Work instructions: Copy nothing but the text: repeat each entry exactly and drop the images.
** BEGIN Stored data **
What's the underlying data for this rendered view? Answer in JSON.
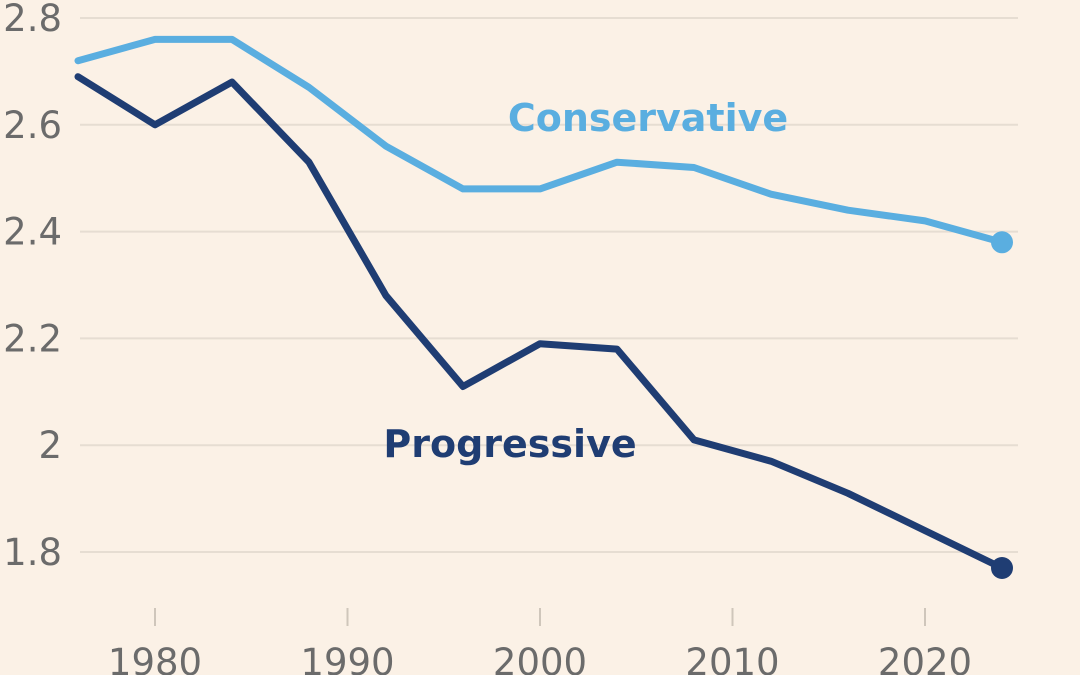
{
  "chart_data": {
    "type": "line",
    "title": "",
    "xlabel": "",
    "ylabel": "",
    "xlim": [
      1976,
      2024
    ],
    "ylim": [
      1.7,
      2.8
    ],
    "x_ticks": [
      1980,
      1990,
      2000,
      2010,
      2020
    ],
    "x_tick_labels": [
      "1980",
      "1990",
      "2000",
      "2010",
      "2020"
    ],
    "y_ticks": [
      1.8,
      2.0,
      2.2,
      2.4,
      2.6,
      2.8
    ],
    "y_tick_labels": [
      "1.8",
      "2",
      "2.2",
      "2.4",
      "2.6",
      "2.8"
    ],
    "grid": true,
    "legend": "direct-labels",
    "x": [
      1976,
      1980,
      1984,
      1988,
      1992,
      1996,
      2000,
      2004,
      2008,
      2012,
      2016,
      2020,
      2024
    ],
    "series": [
      {
        "name": "Conservative",
        "color": "#5aaee0",
        "values": [
          2.72,
          2.76,
          2.76,
          2.67,
          2.56,
          2.48,
          2.48,
          2.53,
          2.52,
          2.47,
          2.44,
          2.42,
          2.38
        ],
        "end_marker": true
      },
      {
        "name": "Progressive",
        "color": "#1f3d73",
        "values": [
          2.69,
          2.6,
          2.68,
          2.53,
          2.28,
          2.11,
          2.19,
          2.18,
          2.01,
          1.97,
          1.91,
          1.84,
          1.77
        ],
        "end_marker": true
      }
    ]
  }
}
** END Stored data **
Reply to the exercise:
What's the underlying data for this rendered view? Answer in JSON.
{
  "chart_data": {
    "type": "line",
    "title": "",
    "xlabel": "",
    "ylabel": "",
    "xlim": [
      1976,
      2024
    ],
    "ylim": [
      1.7,
      2.8
    ],
    "x_ticks": [
      1980,
      1990,
      2000,
      2010,
      2020
    ],
    "x_tick_labels": [
      "1980",
      "1990",
      "2000",
      "2010",
      "2020"
    ],
    "y_ticks": [
      1.8,
      2.0,
      2.2,
      2.4,
      2.6,
      2.8
    ],
    "y_tick_labels": [
      "1.8",
      "2",
      "2.2",
      "2.4",
      "2.6",
      "2.8"
    ],
    "grid": true,
    "legend": "direct-labels",
    "x": [
      1976,
      1980,
      1984,
      1988,
      1992,
      1996,
      2000,
      2004,
      2008,
      2012,
      2016,
      2020,
      2024
    ],
    "series": [
      {
        "name": "Conservative",
        "color": "#5aaee0",
        "values": [
          2.72,
          2.76,
          2.76,
          2.67,
          2.56,
          2.48,
          2.48,
          2.53,
          2.52,
          2.47,
          2.44,
          2.42,
          2.38
        ],
        "end_marker": true
      },
      {
        "name": "Progressive",
        "color": "#1f3d73",
        "values": [
          2.69,
          2.6,
          2.68,
          2.53,
          2.28,
          2.11,
          2.19,
          2.18,
          2.01,
          1.97,
          1.91,
          1.84,
          1.77
        ],
        "end_marker": true
      }
    ]
  }
}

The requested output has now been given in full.